Output the full listing word for word.

## START Entries provided

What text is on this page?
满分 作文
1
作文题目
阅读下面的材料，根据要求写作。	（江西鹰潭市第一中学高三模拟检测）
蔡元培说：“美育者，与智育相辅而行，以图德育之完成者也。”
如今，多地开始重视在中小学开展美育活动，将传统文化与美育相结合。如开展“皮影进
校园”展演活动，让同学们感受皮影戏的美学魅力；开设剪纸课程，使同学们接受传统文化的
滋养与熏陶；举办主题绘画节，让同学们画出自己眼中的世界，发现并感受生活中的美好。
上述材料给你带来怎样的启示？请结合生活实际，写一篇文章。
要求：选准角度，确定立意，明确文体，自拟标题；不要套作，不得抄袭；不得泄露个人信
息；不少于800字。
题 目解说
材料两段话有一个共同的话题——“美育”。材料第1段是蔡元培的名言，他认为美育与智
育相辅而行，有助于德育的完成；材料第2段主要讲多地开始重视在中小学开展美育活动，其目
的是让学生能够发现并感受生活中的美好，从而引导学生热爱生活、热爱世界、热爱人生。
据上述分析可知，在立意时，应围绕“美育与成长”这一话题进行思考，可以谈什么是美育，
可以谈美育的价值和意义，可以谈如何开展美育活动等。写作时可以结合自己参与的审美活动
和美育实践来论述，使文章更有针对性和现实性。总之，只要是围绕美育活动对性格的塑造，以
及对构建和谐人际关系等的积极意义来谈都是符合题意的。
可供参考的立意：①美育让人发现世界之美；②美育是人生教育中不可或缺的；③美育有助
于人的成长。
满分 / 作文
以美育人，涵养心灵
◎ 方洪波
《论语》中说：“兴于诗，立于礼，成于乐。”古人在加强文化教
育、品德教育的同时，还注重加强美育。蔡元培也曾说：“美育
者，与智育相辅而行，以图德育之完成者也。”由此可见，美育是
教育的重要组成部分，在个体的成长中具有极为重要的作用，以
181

## END Entries provided

• Reply to the task:
What text is on this page?
满分 作文
1
作文题目
阅读下面的材料，根据要求写作。	（江西鹰潭市第一中学高三模拟检测）
蔡元培说：“美育者，与智育相辅而行，以图德育之完成者也。”
如今，多地开始重视在中小学开展美育活动，将传统文化与美育相结合。如开展“皮影进
校园”展演活动，让同学们感受皮影戏的美学魅力；开设剪纸课程，使同学们接受传统文化的
滋养与熏陶；举办主题绘画节，让同学们画出自己眼中的世界，发现并感受生活中的美好。
上述材料给你带来怎样的启示？请结合生活实际，写一篇文章。
要求：选准角度，确定立意，明确文体，自拟标题；不要套作，不得抄袭；不得泄露个人信
息；不少于800字。
题 目解说
材料两段话有一个共同的话题——“美育”。材料第1段是蔡元培的名言，他认为美育与智
育相辅而行，有助于德育的完成；材料第2段主要讲多地开始重视在中小学开展美育活动，其目
的是让学生能够发现并感受生活中的美好，从而引导学生热爱生活、热爱世界、热爱人生。
据上述分析可知，在立意时，应围绕“美育与成长”这一话题进行思考，可以谈什么是美育，
可以谈美育的价值和意义，可以谈如何开展美育活动等。写作时可以结合自己参与的审美活动
和美育实践来论述，使文章更有针对性和现实性。总之，只要是围绕美育活动对性格的塑造，以
及对构建和谐人际关系等的积极意义来谈都是符合题意的。
可供参考的立意：①美育让人发现世界之美；②美育是人生教育中不可或缺的；③美育有助
于人的成长。
满分 / 作文
以美育人，涵养心灵
◎ 方洪波
《论语》中说：“兴于诗，立于礼，成于乐。”古人在加强文化教
育、品德教育的同时，还注重加强美育。蔡元培也曾说：“美育
者，与智育相辅而行，以图德育之完成者也。”由此可见，美育是
教育的重要组成部分，在个体的成长中具有极为重要的作用，以
181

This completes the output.